┌────────

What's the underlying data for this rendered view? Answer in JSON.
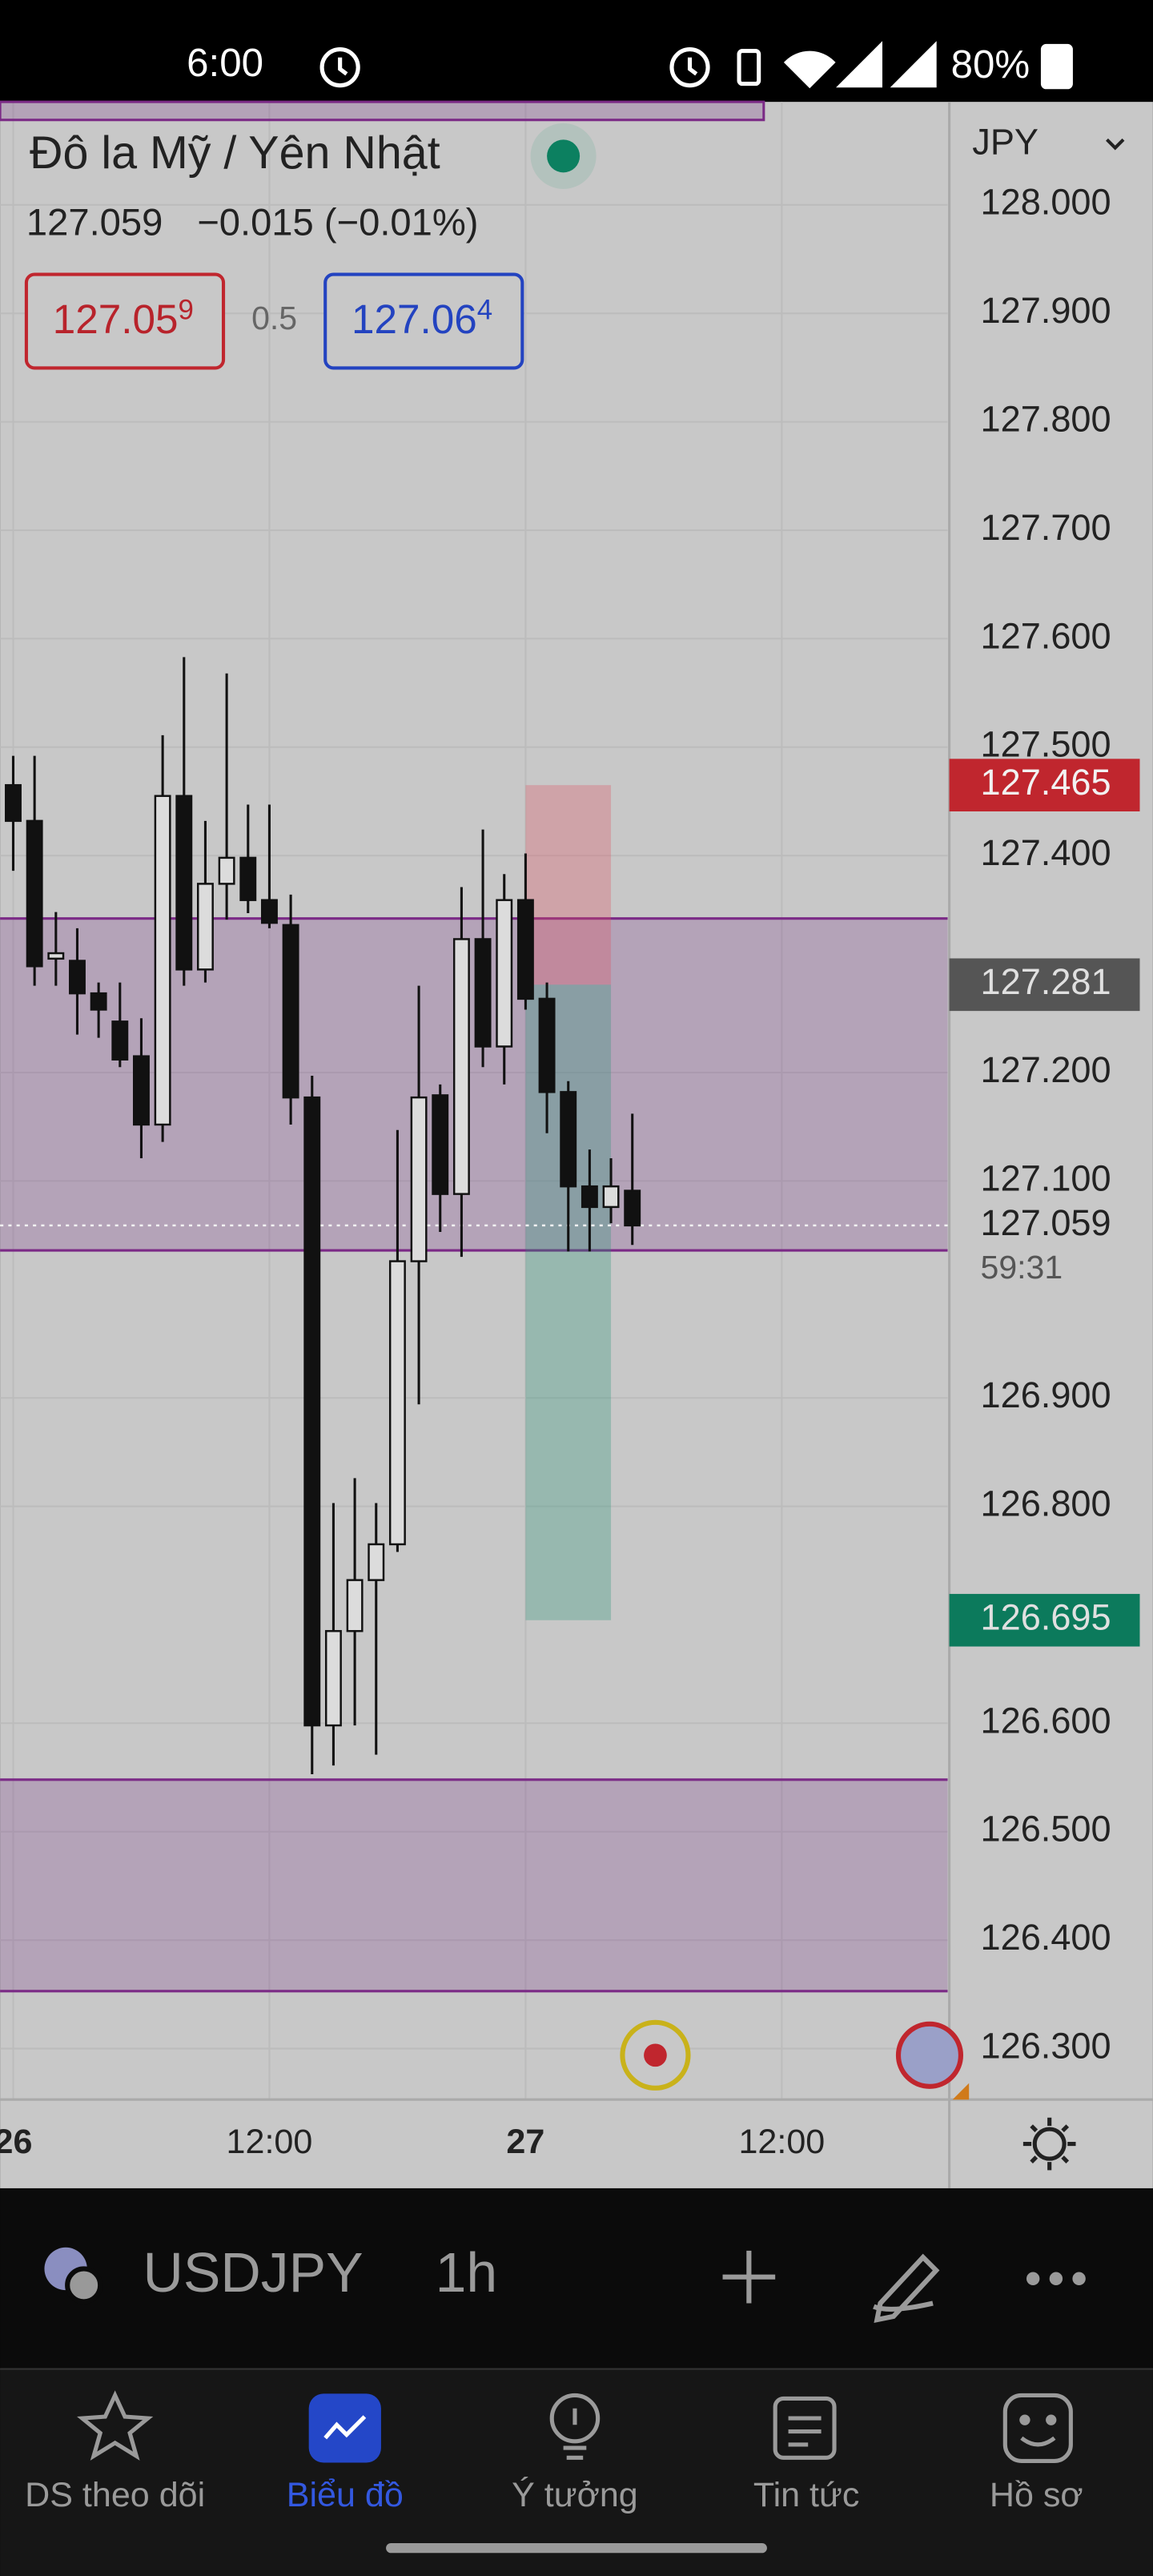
{
  "status_bar": {
    "time": "6:00",
    "battery": "80%"
  },
  "header": {
    "title": "Đô la Mỹ / Yên Nhật",
    "price": "127.059",
    "change": "−0.015 (−0.01%)",
    "bid": {
      "main": "127.05",
      "pip": "9"
    },
    "spread": "0.5",
    "ask": {
      "main": "127.06",
      "pip": "4"
    }
  },
  "chart_data": {
    "type": "candlestick",
    "currency": "JPY",
    "x": [
      0,
      1,
      2,
      3,
      4,
      5,
      6,
      7,
      8,
      9,
      10,
      11,
      12,
      13,
      14,
      15,
      16,
      17,
      18,
      19,
      20,
      21,
      22,
      23,
      24,
      25,
      26,
      27,
      28,
      29
    ],
    "open": [
      127.465,
      127.432,
      127.305,
      127.303,
      127.273,
      127.247,
      127.215,
      127.152,
      127.455,
      127.295,
      127.374,
      127.398,
      127.359,
      127.336,
      127.177,
      126.598,
      126.685,
      126.732,
      126.765,
      127.026,
      127.179,
      127.088,
      127.323,
      127.224,
      127.359,
      127.268,
      127.182,
      127.095,
      127.076,
      127.091
    ],
    "high": [
      127.492,
      127.492,
      127.348,
      127.333,
      127.283,
      127.283,
      127.25,
      127.511,
      127.583,
      127.432,
      127.568,
      127.447,
      127.447,
      127.364,
      127.197,
      126.803,
      126.826,
      126.803,
      127.147,
      127.28,
      127.189,
      127.371,
      127.424,
      127.383,
      127.402,
      127.283,
      127.192,
      127.129,
      127.121,
      127.162
    ],
    "low": [
      127.386,
      127.28,
      127.28,
      127.235,
      127.232,
      127.205,
      127.121,
      127.136,
      127.28,
      127.283,
      127.341,
      127.347,
      127.333,
      127.152,
      126.553,
      126.561,
      126.598,
      126.571,
      126.758,
      126.894,
      127.053,
      127.03,
      127.205,
      127.189,
      127.258,
      127.144,
      127.035,
      127.035,
      127.061,
      127.041
    ],
    "close": [
      127.432,
      127.298,
      127.31,
      127.273,
      127.258,
      127.212,
      127.152,
      127.455,
      127.295,
      127.374,
      127.398,
      127.359,
      127.338,
      127.177,
      126.598,
      126.685,
      126.732,
      126.765,
      127.026,
      127.177,
      127.088,
      127.323,
      127.224,
      127.359,
      127.268,
      127.182,
      127.095,
      127.076,
      127.095,
      127.059
    ],
    "up_color": "#dcdcdc",
    "down_color": "#111111",
    "xlim": [
      -0.615,
      43.77
    ],
    "xticks": [
      {
        "value": 0,
        "label": "26"
      },
      {
        "value": 12,
        "label": "12:00"
      },
      {
        "value": 24,
        "label": "27"
      },
      {
        "value": 36,
        "label": "12:00"
      }
    ],
    "ylim": [
      126.253,
      128.095
    ],
    "yticks": [
      {
        "value": 128.0,
        "label": "128.000"
      },
      {
        "value": 127.9,
        "label": "127.900"
      },
      {
        "value": 127.8,
        "label": "127.800"
      },
      {
        "value": 127.7,
        "label": "127.700"
      },
      {
        "value": 127.6,
        "label": "127.600"
      },
      {
        "value": 127.5,
        "label": "127.500"
      },
      {
        "value": 127.4,
        "label": "127.400"
      },
      {
        "value": 127.2,
        "label": "127.200"
      },
      {
        "value": 127.1,
        "label": "127.100"
      },
      {
        "value": 126.9,
        "label": "126.900"
      },
      {
        "value": 126.8,
        "label": "126.800"
      },
      {
        "value": 126.6,
        "label": "126.600"
      },
      {
        "value": 126.5,
        "label": "126.500"
      },
      {
        "value": 126.4,
        "label": "126.400"
      },
      {
        "value": 126.3,
        "label": "126.300"
      }
    ],
    "grid": true,
    "zones": [
      {
        "top": 127.342,
        "bottom": 127.036
      },
      {
        "top": 126.548,
        "bottom": 126.353
      }
    ],
    "position": {
      "start": 24,
      "end": 28,
      "entry": 127.281,
      "stop": 127.465,
      "target": 126.695
    },
    "last_price": 127.059,
    "countdown": "59:31"
  },
  "toolbar": {
    "symbol": "USDJPY",
    "interval": "1h"
  },
  "nav": {
    "items": [
      "DS theo dõi",
      "Biểu đồ",
      "Ý tưởng",
      "Tin tức",
      "Hồ sơ"
    ],
    "active": 1
  }
}
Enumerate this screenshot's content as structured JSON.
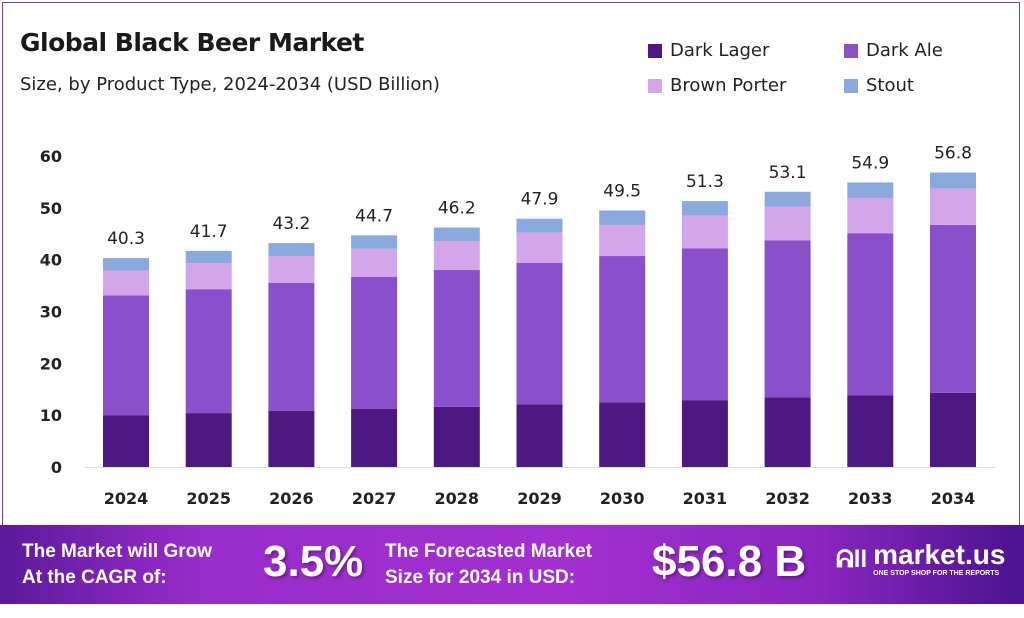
{
  "chart_data": {
    "type": "bar",
    "stacked": true,
    "title": "Global Black Beer Market",
    "subtitle": "Size, by Product Type, 2024-2034 (USD Billion)",
    "categories": [
      "2024",
      "2025",
      "2026",
      "2027",
      "2028",
      "2029",
      "2030",
      "2031",
      "2032",
      "2033",
      "2034"
    ],
    "series": [
      {
        "name": "Dark Lager",
        "color": "#4e1882",
        "values": [
          10.0,
          10.4,
          10.8,
          11.2,
          11.6,
          12.1,
          12.5,
          12.9,
          13.4,
          13.8,
          14.3
        ]
      },
      {
        "name": "Dark Ale",
        "color": "#8a4fcb",
        "values": [
          23.1,
          23.9,
          24.7,
          25.5,
          26.4,
          27.3,
          28.2,
          29.3,
          30.3,
          31.3,
          32.4
        ]
      },
      {
        "name": "Brown Porter",
        "color": "#d3a6ea",
        "values": [
          4.8,
          5.0,
          5.2,
          5.4,
          5.6,
          5.8,
          6.0,
          6.3,
          6.5,
          6.8,
          7.0
        ]
      },
      {
        "name": "Stout",
        "color": "#8aaadf",
        "values": [
          2.4,
          2.4,
          2.5,
          2.6,
          2.6,
          2.7,
          2.8,
          2.8,
          2.9,
          3.0,
          3.1
        ]
      }
    ],
    "totals": [
      "40.3",
      "41.7",
      "43.2",
      "44.7",
      "46.2",
      "47.9",
      "49.5",
      "51.3",
      "53.1",
      "54.9",
      "56.8"
    ],
    "yticks": [
      "0",
      "10",
      "20",
      "30",
      "40",
      "50",
      "60"
    ],
    "ylim": [
      0,
      60
    ],
    "grid": false,
    "legend_position": "top-right"
  },
  "banner": {
    "cagr_label_1": "The Market will Grow",
    "cagr_label_2": "At the CAGR of:",
    "cagr_value": "3.5%",
    "forecast_label_1": "The Forecasted Market",
    "forecast_label_2": "Size for 2034 in USD:",
    "forecast_value": "$56.8 B",
    "logo_name": "market.us",
    "logo_tagline": "ONE STOP SHOP FOR THE REPORTS"
  }
}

└────────

**Stated task:** Copy every line of the listing containing the string "JSON".

**Answer to this exercise:**
What's the underlying data for this rendered view? Answer in JSON.
Enumerate this screenshot's content as structured JSON.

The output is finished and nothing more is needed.